- _EXERCISE DESCRIPTION_: Without omitting anything, return the records precisely as given.

Data entries:
####################

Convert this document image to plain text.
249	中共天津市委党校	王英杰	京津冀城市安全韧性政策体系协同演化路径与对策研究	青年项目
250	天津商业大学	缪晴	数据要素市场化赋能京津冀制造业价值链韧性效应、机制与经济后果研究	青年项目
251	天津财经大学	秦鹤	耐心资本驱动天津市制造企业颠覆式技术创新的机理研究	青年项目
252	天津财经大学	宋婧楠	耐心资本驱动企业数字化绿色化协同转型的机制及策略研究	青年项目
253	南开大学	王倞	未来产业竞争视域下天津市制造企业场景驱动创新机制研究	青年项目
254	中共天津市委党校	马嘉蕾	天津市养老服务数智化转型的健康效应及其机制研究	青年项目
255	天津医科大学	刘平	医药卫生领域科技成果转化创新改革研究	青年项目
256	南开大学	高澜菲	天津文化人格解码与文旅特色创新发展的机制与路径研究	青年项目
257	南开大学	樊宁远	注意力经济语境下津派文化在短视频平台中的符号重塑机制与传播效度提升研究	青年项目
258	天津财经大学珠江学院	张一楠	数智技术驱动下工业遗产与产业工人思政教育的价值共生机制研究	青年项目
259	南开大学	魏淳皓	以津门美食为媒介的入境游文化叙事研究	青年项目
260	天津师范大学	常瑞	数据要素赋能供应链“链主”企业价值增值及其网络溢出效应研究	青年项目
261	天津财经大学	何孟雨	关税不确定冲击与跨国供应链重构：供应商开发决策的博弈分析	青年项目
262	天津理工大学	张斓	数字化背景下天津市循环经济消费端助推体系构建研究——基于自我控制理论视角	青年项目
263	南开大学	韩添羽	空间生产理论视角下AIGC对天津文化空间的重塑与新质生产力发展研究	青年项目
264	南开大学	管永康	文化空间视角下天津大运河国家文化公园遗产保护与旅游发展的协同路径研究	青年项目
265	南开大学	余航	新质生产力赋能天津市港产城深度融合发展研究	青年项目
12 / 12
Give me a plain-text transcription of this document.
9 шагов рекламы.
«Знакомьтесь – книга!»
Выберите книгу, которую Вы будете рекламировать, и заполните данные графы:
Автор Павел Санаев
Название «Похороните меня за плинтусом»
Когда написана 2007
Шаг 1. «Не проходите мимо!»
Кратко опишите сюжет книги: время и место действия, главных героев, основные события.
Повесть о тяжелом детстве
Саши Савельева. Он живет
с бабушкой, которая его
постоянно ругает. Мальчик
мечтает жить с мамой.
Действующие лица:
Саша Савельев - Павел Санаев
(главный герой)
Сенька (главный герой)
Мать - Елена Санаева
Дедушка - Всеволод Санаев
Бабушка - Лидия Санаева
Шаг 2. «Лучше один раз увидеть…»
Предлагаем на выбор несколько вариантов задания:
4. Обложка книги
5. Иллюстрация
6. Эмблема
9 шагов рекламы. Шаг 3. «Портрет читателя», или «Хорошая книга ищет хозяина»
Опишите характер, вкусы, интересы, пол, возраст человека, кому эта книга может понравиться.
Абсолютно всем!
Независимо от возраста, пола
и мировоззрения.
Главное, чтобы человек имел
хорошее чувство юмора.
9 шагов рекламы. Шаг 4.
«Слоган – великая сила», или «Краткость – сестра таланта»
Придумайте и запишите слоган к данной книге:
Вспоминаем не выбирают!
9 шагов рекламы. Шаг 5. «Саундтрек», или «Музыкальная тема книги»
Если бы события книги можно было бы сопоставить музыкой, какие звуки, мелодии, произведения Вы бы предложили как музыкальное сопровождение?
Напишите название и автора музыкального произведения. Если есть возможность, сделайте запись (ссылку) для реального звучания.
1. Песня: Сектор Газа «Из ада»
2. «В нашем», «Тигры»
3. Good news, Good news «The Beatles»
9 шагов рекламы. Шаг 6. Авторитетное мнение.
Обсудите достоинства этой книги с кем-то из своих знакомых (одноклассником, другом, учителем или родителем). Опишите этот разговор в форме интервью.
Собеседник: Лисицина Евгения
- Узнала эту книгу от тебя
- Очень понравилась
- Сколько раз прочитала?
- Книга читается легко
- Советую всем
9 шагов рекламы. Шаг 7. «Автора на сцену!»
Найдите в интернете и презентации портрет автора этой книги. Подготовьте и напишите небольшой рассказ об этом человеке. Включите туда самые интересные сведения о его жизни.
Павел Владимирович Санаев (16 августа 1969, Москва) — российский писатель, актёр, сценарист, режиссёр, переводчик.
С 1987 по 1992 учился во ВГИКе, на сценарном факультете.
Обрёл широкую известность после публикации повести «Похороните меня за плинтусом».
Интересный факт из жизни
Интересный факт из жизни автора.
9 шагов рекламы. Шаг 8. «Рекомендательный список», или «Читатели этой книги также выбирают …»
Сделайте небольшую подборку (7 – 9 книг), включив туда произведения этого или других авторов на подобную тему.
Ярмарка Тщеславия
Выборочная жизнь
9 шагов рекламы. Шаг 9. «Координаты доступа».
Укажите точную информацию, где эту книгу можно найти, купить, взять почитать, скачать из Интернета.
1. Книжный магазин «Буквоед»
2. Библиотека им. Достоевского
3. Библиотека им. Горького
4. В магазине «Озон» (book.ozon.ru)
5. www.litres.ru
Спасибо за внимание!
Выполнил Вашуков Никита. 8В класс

####################

- _EXERCISE RESPONSE_:
Convert this document image to plain text.
249	中共天津市委党校	王英杰	京津冀城市安全韧性政策体系协同演化路径与对策研究	青年项目
250	天津商业大学	缪晴	数据要素市场化赋能京津冀制造业价值链韧性效应、机制与经济后果研究	青年项目
251	天津财经大学	秦鹤	耐心资本驱动天津市制造企业颠覆式技术创新的机理研究	青年项目
252	天津财经大学	宋婧楠	耐心资本驱动企业数字化绿色化协同转型的机制及策略研究	青年项目
253	南开大学	王倞	未来产业竞争视域下天津市制造企业场景驱动创新机制研究	青年项目
254	中共天津市委党校	马嘉蕾	天津市养老服务数智化转型的健康效应及其机制研究	青年项目
255	天津医科大学	刘平	医药卫生领域科技成果转化创新改革研究	青年项目
256	南开大学	高澜菲	天津文化人格解码与文旅特色创新发展的机制与路径研究	青年项目
257	南开大学	樊宁远	注意力经济语境下津派文化在短视频平台中的符号重塑机制与传播效度提升研究	青年项目
258	天津财经大学珠江学院	张一楠	数智技术驱动下工业遗产与产业工人思政教育的价值共生机制研究	青年项目
259	南开大学	魏淳皓	以津门美食为媒介的入境游文化叙事研究	青年项目
260	天津师范大学	常瑞	数据要素赋能供应链“链主”企业价值增值及其网络溢出效应研究	青年项目
261	天津财经大学	何孟雨	关税不确定冲击与跨国供应链重构：供应商开发决策的博弈分析	青年项目
262	天津理工大学	张斓	数字化背景下天津市循环经济消费端助推体系构建研究——基于自我控制理论视角	青年项目
263	南开大学	韩添羽	空间生产理论视角下AIGC对天津文化空间的重塑与新质生产力发展研究	青年项目
264	南开大学	管永康	文化空间视角下天津大运河国家文化公园遗产保护与旅游发展的协同路径研究	青年项目
265	南开大学	余航	新质生产力赋能天津市港产城深度融合发展研究	青年项目
12 / 12
Give me a plain-text transcription of this document.
9 шагов рекламы.
«Знакомьтесь – книга!»
Выберите книгу, которую Вы будете рекламировать, и заполните данные графы:
Автор Павел Санаев
Название «Похороните меня за плинтусом»
Когда написана 2007
Шаг 1. «Не проходите мимо!»
Кратко опишите сюжет книги: время и место действия, главных героев, основные события.
Повесть о тяжелом детстве
Саши Савельева. Он живет
с бабушкой, которая его
постоянно ругает. Мальчик
мечтает жить с мамой.
Действующие лица:
Саша Савельев - Павел Санаев
(главный герой)
Сенька (главный герой)
Мать - Елена Санаева
Дедушка - Всеволод Санаев
Бабушка - Лидия Санаева
Шаг 2. «Лучше один раз увидеть…»
Предлагаем на выбор несколько вариантов задания:
4. Обложка книги
5. Иллюстрация
6. Эмблема
9 шагов рекламы. Шаг 3. «Портрет читателя», или «Хорошая книга ищет хозяина»
Опишите характер, вкусы, интересы, пол, возраст человека, кому эта книга может понравиться.
Абсолютно всем!
Независимо от возраста, пола
и мировоззрения.
Главное, чтобы человек имел
хорошее чувство юмора.
9 шагов рекламы. Шаг 4.
«Слоган – великая сила», или «Краткость – сестра таланта»
Придумайте и запишите слоган к данной книге:
Вспоминаем не выбирают!
9 шагов рекламы. Шаг 5. «Саундтрек», или «Музыкальная тема книги»
Если бы события книги можно было бы сопоставить музыкой, какие звуки, мелодии, произведения Вы бы предложили как музыкальное сопровождение?
Напишите название и автора музыкального произведения. Если есть возможность, сделайте запись (ссылку) для реального звучания.
1. Песня: Сектор Газа «Из ада»
2. «В нашем», «Тигры»
3. Good news, Good news «The Beatles»
9 шагов рекламы. Шаг 6. Авторитетное мнение.
Обсудите достоинства этой книги с кем-то из своих знакомых (одноклассником, другом, учителем или родителем). Опишите этот разговор в форме интервью.
Собеседник: Лисицина Евгения
- Узнала эту книгу от тебя
- Очень понравилась
- Сколько раз прочитала?
- Книга читается легко
- Советую всем
9 шагов рекламы. Шаг 7. «Автора на сцену!»
Найдите в интернете и презентации портрет автора этой книги. Подготовьте и напишите небольшой рассказ об этом человеке. Включите туда самые интересные сведения о его жизни.
Павел Владимирович Санаев (16 августа 1969, Москва) — российский писатель, актёр, сценарист, режиссёр, переводчик.
С 1987 по 1992 учился во ВГИКе, на сценарном факультете.
Обрёл широкую известность после публикации повести «Похороните меня за плинтусом».
Интересный факт из жизни
Интересный факт из жизни автора.
9 шагов рекламы. Шаг 8. «Рекомендательный список», или «Читатели этой книги также выбирают …»
Сделайте небольшую подборку (7 – 9 книг), включив туда произведения этого или других авторов на подобную тему.
Ярмарка Тщеславия
Выборочная жизнь
9 шагов рекламы. Шаг 9. «Координаты доступа».
Укажите точную информацию, где эту книгу можно найти, купить, взять почитать, скачать из Интернета.
1. Книжный магазин «Буквоед»
2. Библиотека им. Достоевского
3. Библиотека им. Горького
4. В магазине «Озон» (book.ozon.ru)
5. www.litres.ru
Спасибо за внимание!
Выполнил Вашуков Никита. 8В класс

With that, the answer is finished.